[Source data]
● ● ● ●
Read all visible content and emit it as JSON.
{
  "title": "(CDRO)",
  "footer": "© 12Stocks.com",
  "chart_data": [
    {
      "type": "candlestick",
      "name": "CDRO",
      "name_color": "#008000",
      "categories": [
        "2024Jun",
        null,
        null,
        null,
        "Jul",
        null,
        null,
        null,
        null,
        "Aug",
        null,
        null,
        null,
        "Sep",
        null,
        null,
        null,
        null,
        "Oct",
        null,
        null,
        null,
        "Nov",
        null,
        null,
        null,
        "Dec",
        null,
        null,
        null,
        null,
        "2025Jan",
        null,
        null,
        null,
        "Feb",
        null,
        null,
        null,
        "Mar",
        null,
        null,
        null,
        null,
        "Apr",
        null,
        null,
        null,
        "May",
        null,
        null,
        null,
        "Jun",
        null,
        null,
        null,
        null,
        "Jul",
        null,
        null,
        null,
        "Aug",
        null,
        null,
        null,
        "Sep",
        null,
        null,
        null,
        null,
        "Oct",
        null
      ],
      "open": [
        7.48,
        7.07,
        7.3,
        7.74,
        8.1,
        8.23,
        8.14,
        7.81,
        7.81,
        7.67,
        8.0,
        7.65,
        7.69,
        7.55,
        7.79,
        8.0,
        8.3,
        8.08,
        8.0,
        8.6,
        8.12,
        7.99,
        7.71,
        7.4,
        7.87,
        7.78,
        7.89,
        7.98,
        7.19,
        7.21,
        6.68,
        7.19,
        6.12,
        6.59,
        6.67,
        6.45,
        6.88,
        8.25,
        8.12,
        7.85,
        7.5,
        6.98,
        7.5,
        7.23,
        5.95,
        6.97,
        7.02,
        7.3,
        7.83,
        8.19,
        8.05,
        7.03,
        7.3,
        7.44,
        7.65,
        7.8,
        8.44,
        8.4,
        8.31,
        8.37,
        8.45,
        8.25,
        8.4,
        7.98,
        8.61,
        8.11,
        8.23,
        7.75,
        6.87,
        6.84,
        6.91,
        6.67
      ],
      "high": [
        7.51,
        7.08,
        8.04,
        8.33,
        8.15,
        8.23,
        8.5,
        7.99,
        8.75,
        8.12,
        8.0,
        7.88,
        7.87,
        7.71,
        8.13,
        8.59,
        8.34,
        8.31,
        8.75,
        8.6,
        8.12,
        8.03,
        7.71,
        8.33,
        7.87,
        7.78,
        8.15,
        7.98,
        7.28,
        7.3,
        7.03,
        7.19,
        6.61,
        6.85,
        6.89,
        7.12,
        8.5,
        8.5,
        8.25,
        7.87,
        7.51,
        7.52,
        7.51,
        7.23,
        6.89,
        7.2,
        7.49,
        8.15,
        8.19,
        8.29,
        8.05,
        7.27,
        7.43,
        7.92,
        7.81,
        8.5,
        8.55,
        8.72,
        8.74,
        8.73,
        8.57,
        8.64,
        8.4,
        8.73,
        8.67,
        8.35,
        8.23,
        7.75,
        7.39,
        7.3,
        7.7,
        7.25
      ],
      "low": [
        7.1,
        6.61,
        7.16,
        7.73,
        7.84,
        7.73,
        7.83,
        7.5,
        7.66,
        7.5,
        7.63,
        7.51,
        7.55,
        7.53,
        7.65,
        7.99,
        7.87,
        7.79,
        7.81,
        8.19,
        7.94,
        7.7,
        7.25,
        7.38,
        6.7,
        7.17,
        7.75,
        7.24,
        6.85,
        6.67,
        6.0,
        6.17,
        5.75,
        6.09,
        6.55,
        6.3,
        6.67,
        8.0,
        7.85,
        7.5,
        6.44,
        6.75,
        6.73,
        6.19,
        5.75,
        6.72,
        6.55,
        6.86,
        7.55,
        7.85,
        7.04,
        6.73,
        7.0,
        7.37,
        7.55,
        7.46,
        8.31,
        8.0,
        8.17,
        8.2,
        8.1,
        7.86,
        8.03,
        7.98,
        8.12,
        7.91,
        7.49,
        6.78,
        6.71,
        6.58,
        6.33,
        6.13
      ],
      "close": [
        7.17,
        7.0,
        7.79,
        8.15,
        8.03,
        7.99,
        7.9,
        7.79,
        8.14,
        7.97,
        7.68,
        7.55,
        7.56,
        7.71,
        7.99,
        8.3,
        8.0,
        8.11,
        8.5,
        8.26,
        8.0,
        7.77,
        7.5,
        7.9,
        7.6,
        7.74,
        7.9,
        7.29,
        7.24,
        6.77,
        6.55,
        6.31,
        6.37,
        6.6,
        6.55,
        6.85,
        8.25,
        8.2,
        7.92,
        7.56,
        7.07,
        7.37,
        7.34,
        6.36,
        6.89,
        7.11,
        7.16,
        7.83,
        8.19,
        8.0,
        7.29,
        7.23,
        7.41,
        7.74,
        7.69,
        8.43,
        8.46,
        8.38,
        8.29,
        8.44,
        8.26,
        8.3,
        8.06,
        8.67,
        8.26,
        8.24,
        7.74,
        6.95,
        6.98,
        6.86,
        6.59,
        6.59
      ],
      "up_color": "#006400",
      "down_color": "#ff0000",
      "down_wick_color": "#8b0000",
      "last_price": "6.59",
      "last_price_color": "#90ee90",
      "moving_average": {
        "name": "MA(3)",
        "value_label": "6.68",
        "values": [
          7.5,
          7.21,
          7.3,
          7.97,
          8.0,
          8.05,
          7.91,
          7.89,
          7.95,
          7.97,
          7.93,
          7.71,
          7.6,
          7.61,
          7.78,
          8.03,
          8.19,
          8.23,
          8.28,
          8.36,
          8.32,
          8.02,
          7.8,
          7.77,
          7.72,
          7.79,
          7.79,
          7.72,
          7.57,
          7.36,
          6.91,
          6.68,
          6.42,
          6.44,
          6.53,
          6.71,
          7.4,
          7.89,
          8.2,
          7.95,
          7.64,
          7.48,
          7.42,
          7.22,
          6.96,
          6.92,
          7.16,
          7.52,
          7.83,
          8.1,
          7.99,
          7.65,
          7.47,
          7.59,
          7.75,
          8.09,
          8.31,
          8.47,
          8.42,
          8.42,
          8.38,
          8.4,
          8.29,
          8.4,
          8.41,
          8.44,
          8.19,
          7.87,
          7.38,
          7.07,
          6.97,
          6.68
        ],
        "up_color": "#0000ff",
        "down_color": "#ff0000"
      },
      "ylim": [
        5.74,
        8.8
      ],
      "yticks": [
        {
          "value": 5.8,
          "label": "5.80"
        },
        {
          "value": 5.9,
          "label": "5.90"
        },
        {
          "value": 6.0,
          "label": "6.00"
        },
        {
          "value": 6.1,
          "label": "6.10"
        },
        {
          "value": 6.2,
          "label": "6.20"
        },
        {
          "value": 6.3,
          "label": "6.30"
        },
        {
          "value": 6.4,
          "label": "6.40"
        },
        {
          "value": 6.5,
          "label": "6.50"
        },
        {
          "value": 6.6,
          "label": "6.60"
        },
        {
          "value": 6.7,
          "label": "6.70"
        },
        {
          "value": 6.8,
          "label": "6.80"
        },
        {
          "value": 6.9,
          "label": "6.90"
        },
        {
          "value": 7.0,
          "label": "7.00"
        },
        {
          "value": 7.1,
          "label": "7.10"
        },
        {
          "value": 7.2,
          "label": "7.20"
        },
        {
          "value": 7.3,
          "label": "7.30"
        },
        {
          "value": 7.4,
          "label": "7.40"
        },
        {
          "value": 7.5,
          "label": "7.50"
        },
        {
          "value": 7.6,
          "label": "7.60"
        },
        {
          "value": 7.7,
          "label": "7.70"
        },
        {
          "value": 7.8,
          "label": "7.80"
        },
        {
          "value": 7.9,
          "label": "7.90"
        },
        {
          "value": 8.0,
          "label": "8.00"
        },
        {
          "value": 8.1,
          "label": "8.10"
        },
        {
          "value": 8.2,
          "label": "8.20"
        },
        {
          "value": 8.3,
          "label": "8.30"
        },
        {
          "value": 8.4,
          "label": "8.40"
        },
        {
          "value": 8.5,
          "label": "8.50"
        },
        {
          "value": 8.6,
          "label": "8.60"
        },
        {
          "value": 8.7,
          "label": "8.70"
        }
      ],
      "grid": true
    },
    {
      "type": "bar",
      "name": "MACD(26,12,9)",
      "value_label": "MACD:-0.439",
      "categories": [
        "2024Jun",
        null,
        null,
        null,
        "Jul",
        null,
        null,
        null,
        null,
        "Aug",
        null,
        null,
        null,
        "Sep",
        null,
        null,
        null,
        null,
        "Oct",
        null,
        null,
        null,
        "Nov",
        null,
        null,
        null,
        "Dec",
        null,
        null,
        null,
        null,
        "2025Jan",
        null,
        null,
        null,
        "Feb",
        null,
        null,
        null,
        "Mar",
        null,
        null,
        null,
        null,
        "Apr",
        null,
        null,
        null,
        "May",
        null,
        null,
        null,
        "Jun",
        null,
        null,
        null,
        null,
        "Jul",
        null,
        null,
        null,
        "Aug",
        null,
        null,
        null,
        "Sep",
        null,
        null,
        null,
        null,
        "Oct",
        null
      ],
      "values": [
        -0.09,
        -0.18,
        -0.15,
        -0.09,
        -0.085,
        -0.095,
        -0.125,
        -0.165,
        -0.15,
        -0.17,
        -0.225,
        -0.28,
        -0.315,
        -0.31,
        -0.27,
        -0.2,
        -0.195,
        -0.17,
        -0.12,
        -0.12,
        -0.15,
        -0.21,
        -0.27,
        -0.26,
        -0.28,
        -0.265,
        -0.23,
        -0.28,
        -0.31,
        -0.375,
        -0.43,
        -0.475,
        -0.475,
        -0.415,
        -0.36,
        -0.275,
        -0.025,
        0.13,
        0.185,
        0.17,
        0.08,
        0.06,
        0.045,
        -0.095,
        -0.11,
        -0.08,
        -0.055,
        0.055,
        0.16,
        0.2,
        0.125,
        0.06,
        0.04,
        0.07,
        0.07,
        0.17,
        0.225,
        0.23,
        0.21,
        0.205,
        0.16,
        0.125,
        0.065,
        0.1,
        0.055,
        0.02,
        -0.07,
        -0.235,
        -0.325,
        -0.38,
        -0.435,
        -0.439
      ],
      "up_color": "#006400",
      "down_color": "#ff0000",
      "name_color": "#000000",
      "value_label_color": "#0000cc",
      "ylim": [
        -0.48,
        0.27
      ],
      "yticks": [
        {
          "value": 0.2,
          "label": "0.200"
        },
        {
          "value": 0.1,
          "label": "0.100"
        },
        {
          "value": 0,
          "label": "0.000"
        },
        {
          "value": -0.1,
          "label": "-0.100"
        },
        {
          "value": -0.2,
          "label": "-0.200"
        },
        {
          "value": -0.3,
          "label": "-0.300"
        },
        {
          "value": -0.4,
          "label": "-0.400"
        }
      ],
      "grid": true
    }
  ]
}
● ● ● ●
**WHAT TO WORK ON**
Give the number of lines in the entries above that include the string "MACD". No other output is expected.

**OUTPUT FOR THIS TASK**
2